_Work instruction:_ Your answer should be every line of the records that contains the word "JSON".

_Data excerpts:_
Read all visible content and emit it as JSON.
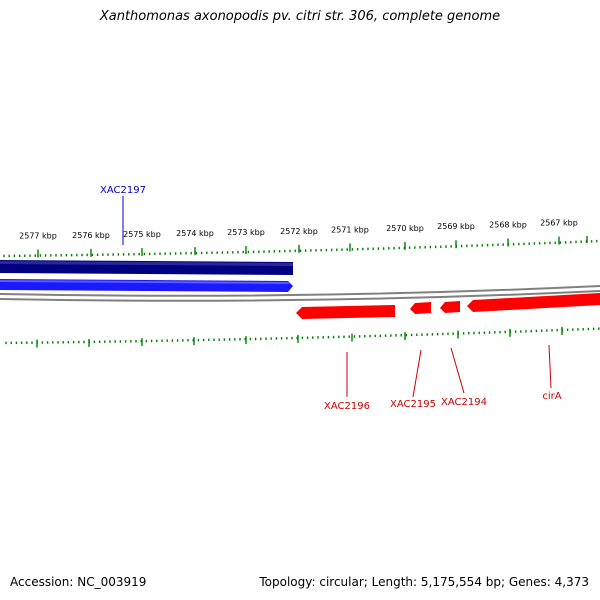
{
  "title": "Xanthomonas axonopodis pv. citri str. 306, complete genome",
  "footer": {
    "accession": "Accession: NC_003919",
    "topology": "Topology: circular; Length: 5,175,554 bp; Genes: 4,373"
  },
  "colors": {
    "forward_strand_light": "#1a1aff",
    "forward_strand_dark": "#000080",
    "reverse_strand": "#ff0000",
    "backbone": "#808080",
    "ticks": "#008000",
    "forward_label": "#0000cc",
    "reverse_label": "#cc0000"
  },
  "ruler": {
    "unit": "kbp",
    "ticks": [
      "2577 kbp",
      "2576 kbp",
      "2575 kbp",
      "2574 kbp",
      "2573 kbp",
      "2572 kbp",
      "2571 kbp",
      "2570 kbp",
      "2569 kbp",
      "2568 kbp",
      "2567 kbp"
    ]
  },
  "genes": [
    {
      "name": "XAC2197",
      "strand": "forward"
    },
    {
      "name": "XAC2196",
      "strand": "reverse"
    },
    {
      "name": "XAC2195",
      "strand": "reverse"
    },
    {
      "name": "XAC2194",
      "strand": "reverse"
    },
    {
      "name": "cirA",
      "strand": "reverse"
    }
  ]
}
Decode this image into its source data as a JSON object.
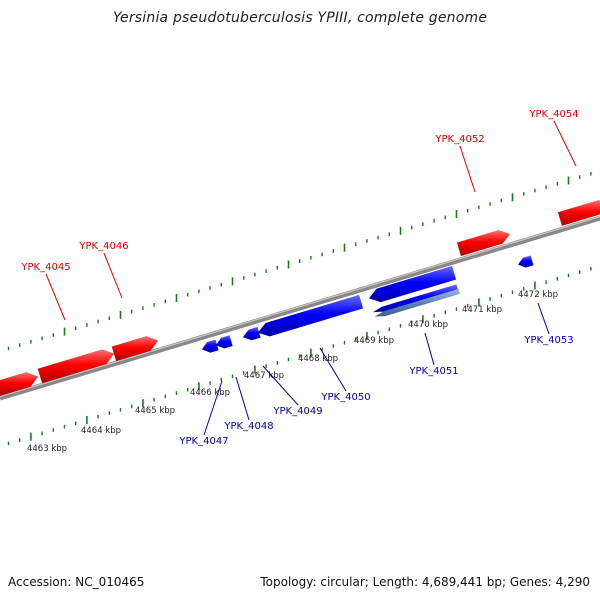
{
  "title": "Yersinia pseudotuberculosis YPIII, complete genome",
  "footer": {
    "accession": "Accession: NC_010465",
    "meta": "Topology: circular; Length: 4,689,441 bp; Genes: 4,290"
  },
  "colors": {
    "forward_gene": "#ff0000",
    "reverse_gene": "#0000ff",
    "forward_label": "#dd0000",
    "reverse_label": "#0000aa",
    "backbone": "#888888",
    "ticks": "#1a7a1a",
    "scale_text": "#222222"
  },
  "scale_ticks": [
    "4463 kbp",
    "4464 kbp",
    "4465 kbp",
    "4466 kbp",
    "4467 kbp",
    "4468 kbp",
    "4469 kbp",
    "4470 kbp",
    "4471 kbp",
    "4472 kbp"
  ],
  "forward_genes": [
    "YPK_4045",
    "YPK_4046",
    "YPK_4052",
    "YPK_4054"
  ],
  "reverse_genes": [
    "YPK_4047",
    "YPK_4048",
    "YPK_4049",
    "YPK_4050",
    "YPK_4051",
    "YPK_4053"
  ]
}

_Exercise answer:_
Read all visible content and emit it as JSON.
Decode this image into its source data as a JSON object.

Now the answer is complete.